* Work required
Please output the lines shown below exactly as they appear.

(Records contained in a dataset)
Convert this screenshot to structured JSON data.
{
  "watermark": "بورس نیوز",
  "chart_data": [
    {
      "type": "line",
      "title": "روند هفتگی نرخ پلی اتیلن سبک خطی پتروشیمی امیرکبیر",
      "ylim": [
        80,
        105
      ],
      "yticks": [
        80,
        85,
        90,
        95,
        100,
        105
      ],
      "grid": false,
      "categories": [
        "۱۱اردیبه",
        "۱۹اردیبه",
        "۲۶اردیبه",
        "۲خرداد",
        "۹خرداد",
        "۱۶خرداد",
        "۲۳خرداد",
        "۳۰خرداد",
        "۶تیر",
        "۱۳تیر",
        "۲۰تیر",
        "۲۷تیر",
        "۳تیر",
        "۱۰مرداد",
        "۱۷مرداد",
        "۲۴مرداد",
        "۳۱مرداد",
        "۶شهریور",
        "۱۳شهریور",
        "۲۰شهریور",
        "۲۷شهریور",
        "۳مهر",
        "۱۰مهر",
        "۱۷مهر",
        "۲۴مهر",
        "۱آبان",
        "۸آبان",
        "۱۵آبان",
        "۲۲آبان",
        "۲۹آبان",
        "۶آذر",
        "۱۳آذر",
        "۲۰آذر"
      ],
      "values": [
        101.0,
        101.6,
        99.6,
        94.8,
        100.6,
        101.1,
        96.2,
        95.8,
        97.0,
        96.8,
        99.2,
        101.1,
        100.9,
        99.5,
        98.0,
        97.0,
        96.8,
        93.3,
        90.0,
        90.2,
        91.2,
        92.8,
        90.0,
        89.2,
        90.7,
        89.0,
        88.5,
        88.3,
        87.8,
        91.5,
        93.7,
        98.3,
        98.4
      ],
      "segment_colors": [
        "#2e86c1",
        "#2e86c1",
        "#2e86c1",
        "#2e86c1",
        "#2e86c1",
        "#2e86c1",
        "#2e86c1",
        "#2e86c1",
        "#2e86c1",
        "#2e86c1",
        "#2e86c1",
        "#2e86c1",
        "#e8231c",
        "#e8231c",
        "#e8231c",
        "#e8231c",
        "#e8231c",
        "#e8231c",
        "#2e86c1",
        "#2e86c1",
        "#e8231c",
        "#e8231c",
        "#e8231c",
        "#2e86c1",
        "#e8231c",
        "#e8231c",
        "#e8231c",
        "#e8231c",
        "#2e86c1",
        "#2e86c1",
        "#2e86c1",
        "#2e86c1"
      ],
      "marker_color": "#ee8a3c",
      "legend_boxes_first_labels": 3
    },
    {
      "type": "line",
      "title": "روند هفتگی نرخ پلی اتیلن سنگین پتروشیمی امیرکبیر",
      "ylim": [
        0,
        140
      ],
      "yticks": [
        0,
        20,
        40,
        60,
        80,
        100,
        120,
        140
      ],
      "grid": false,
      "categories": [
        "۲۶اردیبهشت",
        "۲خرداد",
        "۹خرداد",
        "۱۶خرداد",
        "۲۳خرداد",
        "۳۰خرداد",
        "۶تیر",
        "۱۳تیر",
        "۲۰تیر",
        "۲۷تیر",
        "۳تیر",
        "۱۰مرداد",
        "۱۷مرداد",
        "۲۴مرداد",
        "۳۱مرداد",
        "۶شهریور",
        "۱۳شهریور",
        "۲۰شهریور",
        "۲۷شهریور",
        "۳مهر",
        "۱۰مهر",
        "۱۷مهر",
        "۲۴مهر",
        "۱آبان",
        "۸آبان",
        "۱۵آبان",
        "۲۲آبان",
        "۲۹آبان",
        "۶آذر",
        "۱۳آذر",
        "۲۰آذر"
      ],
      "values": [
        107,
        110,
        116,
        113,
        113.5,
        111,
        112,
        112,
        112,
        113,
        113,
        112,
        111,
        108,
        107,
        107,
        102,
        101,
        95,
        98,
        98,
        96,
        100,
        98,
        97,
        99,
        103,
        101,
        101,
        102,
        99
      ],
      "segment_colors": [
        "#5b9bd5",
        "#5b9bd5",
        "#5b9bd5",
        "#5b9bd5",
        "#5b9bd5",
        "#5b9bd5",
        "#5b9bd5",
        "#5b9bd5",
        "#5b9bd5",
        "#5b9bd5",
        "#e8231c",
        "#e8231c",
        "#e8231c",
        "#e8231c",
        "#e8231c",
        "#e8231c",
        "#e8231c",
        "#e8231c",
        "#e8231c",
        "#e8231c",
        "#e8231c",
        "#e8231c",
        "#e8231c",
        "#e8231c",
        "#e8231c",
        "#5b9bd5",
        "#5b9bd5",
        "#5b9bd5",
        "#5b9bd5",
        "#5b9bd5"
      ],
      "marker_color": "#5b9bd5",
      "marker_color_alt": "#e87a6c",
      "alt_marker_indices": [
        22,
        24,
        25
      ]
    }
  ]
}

* Finished answer
Convert this screenshot to structured JSON data.
{
  "watermark": "بورس نیوز",
  "chart_data": [
    {
      "type": "line",
      "title": "روند هفتگی نرخ پلی اتیلن سبک خطی پتروشیمی امیرکبیر",
      "ylim": [
        80,
        105
      ],
      "yticks": [
        80,
        85,
        90,
        95,
        100,
        105
      ],
      "grid": false,
      "categories": [
        "۱۱اردیبه",
        "۱۹اردیبه",
        "۲۶اردیبه",
        "۲خرداد",
        "۹خرداد",
        "۱۶خرداد",
        "۲۳خرداد",
        "۳۰خرداد",
        "۶تیر",
        "۱۳تیر",
        "۲۰تیر",
        "۲۷تیر",
        "۳تیر",
        "۱۰مرداد",
        "۱۷مرداد",
        "۲۴مرداد",
        "۳۱مرداد",
        "۶شهریور",
        "۱۳شهریور",
        "۲۰شهریور",
        "۲۷شهریور",
        "۳مهر",
        "۱۰مهر",
        "۱۷مهر",
        "۲۴مهر",
        "۱آبان",
        "۸آبان",
        "۱۵آبان",
        "۲۲آبان",
        "۲۹آبان",
        "۶آذر",
        "۱۳آذر",
        "۲۰آذر"
      ],
      "values": [
        101.0,
        101.6,
        99.6,
        94.8,
        100.6,
        101.1,
        96.2,
        95.8,
        97.0,
        96.8,
        99.2,
        101.1,
        100.9,
        99.5,
        98.0,
        97.0,
        96.8,
        93.3,
        90.0,
        90.2,
        91.2,
        92.8,
        90.0,
        89.2,
        90.7,
        89.0,
        88.5,
        88.3,
        87.8,
        91.5,
        93.7,
        98.3,
        98.4
      ],
      "segment_colors": [
        "#2e86c1",
        "#2e86c1",
        "#2e86c1",
        "#2e86c1",
        "#2e86c1",
        "#2e86c1",
        "#2e86c1",
        "#2e86c1",
        "#2e86c1",
        "#2e86c1",
        "#2e86c1",
        "#2e86c1",
        "#e8231c",
        "#e8231c",
        "#e8231c",
        "#e8231c",
        "#e8231c",
        "#e8231c",
        "#2e86c1",
        "#2e86c1",
        "#e8231c",
        "#e8231c",
        "#e8231c",
        "#2e86c1",
        "#e8231c",
        "#e8231c",
        "#e8231c",
        "#e8231c",
        "#2e86c1",
        "#2e86c1",
        "#2e86c1",
        "#2e86c1"
      ],
      "marker_color": "#ee8a3c",
      "legend_boxes_first_labels": 3
    },
    {
      "type": "line",
      "title": "روند هفتگی نرخ پلی اتیلن سنگین پتروشیمی امیرکبیر",
      "ylim": [
        0,
        140
      ],
      "yticks": [
        0,
        20,
        40,
        60,
        80,
        100,
        120,
        140
      ],
      "grid": false,
      "categories": [
        "۲۶اردیبهشت",
        "۲خرداد",
        "۹خرداد",
        "۱۶خرداد",
        "۲۳خرداد",
        "۳۰خرداد",
        "۶تیر",
        "۱۳تیر",
        "۲۰تیر",
        "۲۷تیر",
        "۳تیر",
        "۱۰مرداد",
        "۱۷مرداد",
        "۲۴مرداد",
        "۳۱مرداد",
        "۶شهریور",
        "۱۳شهریور",
        "۲۰شهریور",
        "۲۷شهریور",
        "۳مهر",
        "۱۰مهر",
        "۱۷مهر",
        "۲۴مهر",
        "۱آبان",
        "۸آبان",
        "۱۵آبان",
        "۲۲آبان",
        "۲۹آبان",
        "۶آذر",
        "۱۳آذر",
        "۲۰آذر"
      ],
      "values": [
        107,
        110,
        116,
        113,
        113.5,
        111,
        112,
        112,
        112,
        113,
        113,
        112,
        111,
        108,
        107,
        107,
        102,
        101,
        95,
        98,
        98,
        96,
        100,
        98,
        97,
        99,
        103,
        101,
        101,
        102,
        99
      ],
      "segment_colors": [
        "#5b9bd5",
        "#5b9bd5",
        "#5b9bd5",
        "#5b9bd5",
        "#5b9bd5",
        "#5b9bd5",
        "#5b9bd5",
        "#5b9bd5",
        "#5b9bd5",
        "#5b9bd5",
        "#e8231c",
        "#e8231c",
        "#e8231c",
        "#e8231c",
        "#e8231c",
        "#e8231c",
        "#e8231c",
        "#e8231c",
        "#e8231c",
        "#e8231c",
        "#e8231c",
        "#e8231c",
        "#e8231c",
        "#e8231c",
        "#e8231c",
        "#5b9bd5",
        "#5b9bd5",
        "#5b9bd5",
        "#5b9bd5",
        "#5b9bd5"
      ],
      "marker_color": "#5b9bd5",
      "marker_color_alt": "#e87a6c",
      "alt_marker_indices": [
        22,
        24,
        25
      ]
    }
  ]
}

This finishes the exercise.